* EXERCISE BRIEF *
Take the listing and print it in full, exactly as given.

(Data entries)
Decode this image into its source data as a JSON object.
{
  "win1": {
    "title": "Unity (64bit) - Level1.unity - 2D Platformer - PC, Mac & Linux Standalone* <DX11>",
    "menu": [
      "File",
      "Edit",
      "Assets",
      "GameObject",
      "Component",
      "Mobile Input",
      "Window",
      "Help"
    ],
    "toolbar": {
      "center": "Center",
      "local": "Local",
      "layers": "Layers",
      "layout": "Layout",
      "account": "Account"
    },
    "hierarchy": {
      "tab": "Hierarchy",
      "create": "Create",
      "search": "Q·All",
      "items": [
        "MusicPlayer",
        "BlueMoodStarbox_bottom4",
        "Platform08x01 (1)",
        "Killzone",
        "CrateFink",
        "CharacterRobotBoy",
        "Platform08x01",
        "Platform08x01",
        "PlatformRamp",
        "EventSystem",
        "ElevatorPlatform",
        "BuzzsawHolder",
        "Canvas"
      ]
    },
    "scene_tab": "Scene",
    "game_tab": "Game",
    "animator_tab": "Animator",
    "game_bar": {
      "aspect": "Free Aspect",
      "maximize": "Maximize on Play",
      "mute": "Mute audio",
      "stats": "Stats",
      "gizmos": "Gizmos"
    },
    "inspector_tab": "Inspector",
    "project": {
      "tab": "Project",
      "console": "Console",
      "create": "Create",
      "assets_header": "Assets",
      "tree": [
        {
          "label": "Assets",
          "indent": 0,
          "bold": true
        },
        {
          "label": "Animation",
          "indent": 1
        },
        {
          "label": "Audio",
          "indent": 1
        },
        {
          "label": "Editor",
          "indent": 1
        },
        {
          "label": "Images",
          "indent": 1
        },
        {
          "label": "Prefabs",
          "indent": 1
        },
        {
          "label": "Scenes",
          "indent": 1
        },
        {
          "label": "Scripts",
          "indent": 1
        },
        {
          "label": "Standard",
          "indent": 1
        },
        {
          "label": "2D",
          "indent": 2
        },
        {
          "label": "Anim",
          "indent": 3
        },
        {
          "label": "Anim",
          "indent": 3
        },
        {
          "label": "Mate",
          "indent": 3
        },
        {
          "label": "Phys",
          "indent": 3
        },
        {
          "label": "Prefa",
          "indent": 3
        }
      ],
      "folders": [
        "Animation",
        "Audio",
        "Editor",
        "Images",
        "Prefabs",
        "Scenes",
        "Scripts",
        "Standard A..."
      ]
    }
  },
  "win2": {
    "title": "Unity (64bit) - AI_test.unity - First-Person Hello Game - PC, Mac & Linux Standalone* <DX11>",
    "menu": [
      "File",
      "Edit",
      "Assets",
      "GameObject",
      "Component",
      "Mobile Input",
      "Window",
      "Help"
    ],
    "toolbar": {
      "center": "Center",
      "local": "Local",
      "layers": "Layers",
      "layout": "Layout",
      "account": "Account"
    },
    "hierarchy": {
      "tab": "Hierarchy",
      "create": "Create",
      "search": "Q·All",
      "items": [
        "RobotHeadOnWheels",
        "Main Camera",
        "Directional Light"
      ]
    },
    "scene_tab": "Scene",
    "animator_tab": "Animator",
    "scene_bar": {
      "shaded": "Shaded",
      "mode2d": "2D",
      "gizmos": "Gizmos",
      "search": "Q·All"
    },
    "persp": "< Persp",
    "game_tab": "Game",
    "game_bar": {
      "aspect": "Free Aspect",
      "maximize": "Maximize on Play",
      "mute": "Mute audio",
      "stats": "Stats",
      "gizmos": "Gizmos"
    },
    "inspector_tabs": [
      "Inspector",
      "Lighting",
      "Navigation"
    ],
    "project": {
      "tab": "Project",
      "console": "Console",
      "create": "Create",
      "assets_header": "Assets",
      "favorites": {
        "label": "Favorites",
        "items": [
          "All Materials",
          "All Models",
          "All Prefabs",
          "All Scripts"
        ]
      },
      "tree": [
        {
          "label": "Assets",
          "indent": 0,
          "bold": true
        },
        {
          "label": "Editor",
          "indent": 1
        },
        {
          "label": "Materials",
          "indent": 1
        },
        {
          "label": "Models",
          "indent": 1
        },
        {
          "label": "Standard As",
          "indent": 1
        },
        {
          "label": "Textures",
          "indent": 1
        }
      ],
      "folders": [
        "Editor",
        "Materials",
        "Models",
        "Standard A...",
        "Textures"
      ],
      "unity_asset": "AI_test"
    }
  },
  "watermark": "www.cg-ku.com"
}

* EXERCISE OUTPUT *
Decode this image into its source data as a JSON object.
{
  "win1": {
    "title": "Unity (64bit) - Level1.unity - 2D Platformer - PC, Mac & Linux Standalone* <DX11>",
    "menu": [
      "File",
      "Edit",
      "Assets",
      "GameObject",
      "Component",
      "Mobile Input",
      "Window",
      "Help"
    ],
    "toolbar": {
      "center": "Center",
      "local": "Local",
      "layers": "Layers",
      "layout": "Layout",
      "account": "Account"
    },
    "hierarchy": {
      "tab": "Hierarchy",
      "create": "Create",
      "search": "Q·All",
      "items": [
        "MusicPlayer",
        "BlueMoodStarbox_bottom4",
        "Platform08x01 (1)",
        "Killzone",
        "CrateFink",
        "CharacterRobotBoy",
        "Platform08x01",
        "Platform08x01",
        "PlatformRamp",
        "EventSystem",
        "ElevatorPlatform",
        "BuzzsawHolder",
        "Canvas"
      ]
    },
    "scene_tab": "Scene",
    "game_tab": "Game",
    "animator_tab": "Animator",
    "game_bar": {
      "aspect": "Free Aspect",
      "maximize": "Maximize on Play",
      "mute": "Mute audio",
      "stats": "Stats",
      "gizmos": "Gizmos"
    },
    "inspector_tab": "Inspector",
    "project": {
      "tab": "Project",
      "console": "Console",
      "create": "Create",
      "assets_header": "Assets",
      "tree": [
        {
          "label": "Assets",
          "indent": 0,
          "bold": true
        },
        {
          "label": "Animation",
          "indent": 1
        },
        {
          "label": "Audio",
          "indent": 1
        },
        {
          "label": "Editor",
          "indent": 1
        },
        {
          "label": "Images",
          "indent": 1
        },
        {
          "label": "Prefabs",
          "indent": 1
        },
        {
          "label": "Scenes",
          "indent": 1
        },
        {
          "label": "Scripts",
          "indent": 1
        },
        {
          "label": "Standard",
          "indent": 1
        },
        {
          "label": "2D",
          "indent": 2
        },
        {
          "label": "Anim",
          "indent": 3
        },
        {
          "label": "Anim",
          "indent": 3
        },
        {
          "label": "Mate",
          "indent": 3
        },
        {
          "label": "Phys",
          "indent": 3
        },
        {
          "label": "Prefa",
          "indent": 3
        }
      ],
      "folders": [
        "Animation",
        "Audio",
        "Editor",
        "Images",
        "Prefabs",
        "Scenes",
        "Scripts",
        "Standard A..."
      ]
    }
  },
  "win2": {
    "title": "Unity (64bit) - AI_test.unity - First-Person Hello Game - PC, Mac & Linux Standalone* <DX11>",
    "menu": [
      "File",
      "Edit",
      "Assets",
      "GameObject",
      "Component",
      "Mobile Input",
      "Window",
      "Help"
    ],
    "toolbar": {
      "center": "Center",
      "local": "Local",
      "layers": "Layers",
      "layout": "Layout",
      "account": "Account"
    },
    "hierarchy": {
      "tab": "Hierarchy",
      "create": "Create",
      "search": "Q·All",
      "items": [
        "RobotHeadOnWheels",
        "Main Camera",
        "Directional Light"
      ]
    },
    "scene_tab": "Scene",
    "animator_tab": "Animator",
    "scene_bar": {
      "shaded": "Shaded",
      "mode2d": "2D",
      "gizmos": "Gizmos",
      "search": "Q·All"
    },
    "persp": "< Persp",
    "game_tab": "Game",
    "game_bar": {
      "aspect": "Free Aspect",
      "maximize": "Maximize on Play",
      "mute": "Mute audio",
      "stats": "Stats",
      "gizmos": "Gizmos"
    },
    "inspector_tabs": [
      "Inspector",
      "Lighting",
      "Navigation"
    ],
    "project": {
      "tab": "Project",
      "console": "Console",
      "create": "Create",
      "assets_header": "Assets",
      "favorites": {
        "label": "Favorites",
        "items": [
          "All Materials",
          "All Models",
          "All Prefabs",
          "All Scripts"
        ]
      },
      "tree": [
        {
          "label": "Assets",
          "indent": 0,
          "bold": true
        },
        {
          "label": "Editor",
          "indent": 1
        },
        {
          "label": "Materials",
          "indent": 1
        },
        {
          "label": "Models",
          "indent": 1
        },
        {
          "label": "Standard As",
          "indent": 1
        },
        {
          "label": "Textures",
          "indent": 1
        }
      ],
      "folders": [
        "Editor",
        "Materials",
        "Models",
        "Standard A...",
        "Textures"
      ],
      "unity_asset": "AI_test"
    }
  },
  "watermark": "www.cg-ku.com"
}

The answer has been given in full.